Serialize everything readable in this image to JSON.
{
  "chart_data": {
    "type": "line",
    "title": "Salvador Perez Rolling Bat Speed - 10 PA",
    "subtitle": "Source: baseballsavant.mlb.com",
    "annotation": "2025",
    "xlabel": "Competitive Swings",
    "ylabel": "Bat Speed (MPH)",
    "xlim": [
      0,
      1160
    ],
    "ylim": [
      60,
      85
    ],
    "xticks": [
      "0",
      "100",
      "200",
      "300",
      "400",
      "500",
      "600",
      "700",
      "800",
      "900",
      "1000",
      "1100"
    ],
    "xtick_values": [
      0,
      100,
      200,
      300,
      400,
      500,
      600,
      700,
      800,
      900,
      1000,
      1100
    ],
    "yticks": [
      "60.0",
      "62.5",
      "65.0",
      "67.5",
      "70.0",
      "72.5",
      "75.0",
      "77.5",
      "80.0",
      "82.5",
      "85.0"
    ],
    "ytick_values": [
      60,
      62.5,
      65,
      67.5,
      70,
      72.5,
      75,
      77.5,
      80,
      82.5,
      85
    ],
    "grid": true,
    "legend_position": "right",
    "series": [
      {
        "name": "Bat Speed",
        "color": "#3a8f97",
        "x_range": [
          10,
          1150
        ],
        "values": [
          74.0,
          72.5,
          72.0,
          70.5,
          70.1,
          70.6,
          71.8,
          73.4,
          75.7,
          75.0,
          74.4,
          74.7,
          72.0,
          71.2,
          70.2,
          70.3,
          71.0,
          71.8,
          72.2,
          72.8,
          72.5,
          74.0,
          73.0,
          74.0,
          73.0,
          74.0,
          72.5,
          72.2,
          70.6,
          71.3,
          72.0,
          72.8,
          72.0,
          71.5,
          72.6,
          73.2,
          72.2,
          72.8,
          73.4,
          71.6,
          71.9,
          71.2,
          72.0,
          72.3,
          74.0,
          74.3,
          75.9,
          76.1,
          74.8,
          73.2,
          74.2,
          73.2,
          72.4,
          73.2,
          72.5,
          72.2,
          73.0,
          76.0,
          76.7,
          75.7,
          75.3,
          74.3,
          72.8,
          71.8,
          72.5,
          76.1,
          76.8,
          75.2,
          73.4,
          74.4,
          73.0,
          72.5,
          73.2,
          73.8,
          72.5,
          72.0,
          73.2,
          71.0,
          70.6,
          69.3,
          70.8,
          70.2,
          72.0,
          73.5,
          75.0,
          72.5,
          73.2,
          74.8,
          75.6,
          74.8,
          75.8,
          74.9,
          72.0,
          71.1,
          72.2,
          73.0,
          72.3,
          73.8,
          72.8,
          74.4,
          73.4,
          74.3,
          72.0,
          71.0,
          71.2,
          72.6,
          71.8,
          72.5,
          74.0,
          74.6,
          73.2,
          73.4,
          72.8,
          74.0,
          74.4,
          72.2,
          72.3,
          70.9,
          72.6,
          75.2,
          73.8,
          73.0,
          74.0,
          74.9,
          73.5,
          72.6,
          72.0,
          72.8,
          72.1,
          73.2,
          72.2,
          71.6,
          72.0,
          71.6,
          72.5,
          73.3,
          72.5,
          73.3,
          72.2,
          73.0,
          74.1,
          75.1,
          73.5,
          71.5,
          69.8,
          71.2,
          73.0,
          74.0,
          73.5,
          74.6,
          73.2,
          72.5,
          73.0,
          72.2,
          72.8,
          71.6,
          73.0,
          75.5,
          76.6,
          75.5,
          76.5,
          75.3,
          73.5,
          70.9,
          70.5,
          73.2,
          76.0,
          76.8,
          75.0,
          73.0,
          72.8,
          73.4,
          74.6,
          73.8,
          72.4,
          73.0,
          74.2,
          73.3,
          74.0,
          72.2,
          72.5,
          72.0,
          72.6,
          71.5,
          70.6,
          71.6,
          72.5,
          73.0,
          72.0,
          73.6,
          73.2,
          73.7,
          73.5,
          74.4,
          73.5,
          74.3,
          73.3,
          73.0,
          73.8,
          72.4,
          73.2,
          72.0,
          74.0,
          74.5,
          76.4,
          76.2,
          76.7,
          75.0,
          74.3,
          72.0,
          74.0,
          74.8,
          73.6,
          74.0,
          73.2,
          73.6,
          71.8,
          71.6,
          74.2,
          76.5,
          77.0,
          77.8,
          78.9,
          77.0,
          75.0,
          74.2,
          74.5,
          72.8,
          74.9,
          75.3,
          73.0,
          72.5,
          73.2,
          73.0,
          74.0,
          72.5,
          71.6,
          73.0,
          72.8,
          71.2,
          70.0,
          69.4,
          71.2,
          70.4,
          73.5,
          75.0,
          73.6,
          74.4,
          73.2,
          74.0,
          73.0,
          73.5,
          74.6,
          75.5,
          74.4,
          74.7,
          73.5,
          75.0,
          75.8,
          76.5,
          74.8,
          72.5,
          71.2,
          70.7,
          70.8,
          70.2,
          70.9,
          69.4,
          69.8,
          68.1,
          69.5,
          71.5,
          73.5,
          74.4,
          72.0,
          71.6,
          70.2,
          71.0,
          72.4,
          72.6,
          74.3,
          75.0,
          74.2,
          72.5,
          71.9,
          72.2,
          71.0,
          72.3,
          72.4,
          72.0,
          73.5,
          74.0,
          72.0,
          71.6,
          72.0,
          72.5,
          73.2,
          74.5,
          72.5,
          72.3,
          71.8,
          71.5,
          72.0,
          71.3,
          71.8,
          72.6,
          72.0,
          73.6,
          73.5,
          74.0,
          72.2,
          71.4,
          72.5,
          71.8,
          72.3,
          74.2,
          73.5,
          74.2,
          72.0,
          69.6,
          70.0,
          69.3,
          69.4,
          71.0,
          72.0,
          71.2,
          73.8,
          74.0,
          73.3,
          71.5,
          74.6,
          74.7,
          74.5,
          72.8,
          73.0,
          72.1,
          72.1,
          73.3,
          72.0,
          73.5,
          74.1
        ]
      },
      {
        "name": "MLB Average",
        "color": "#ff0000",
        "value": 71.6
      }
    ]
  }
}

==================================================

Exercise details => Filter the records, keeping only lines that contain "Speed", and show those lines.

Task answer =>
    "title": "Salvador Perez Rolling Bat Speed - 10 PA",
    "ylabel": "Bat Speed (MPH)",
        "name": "Bat Speed",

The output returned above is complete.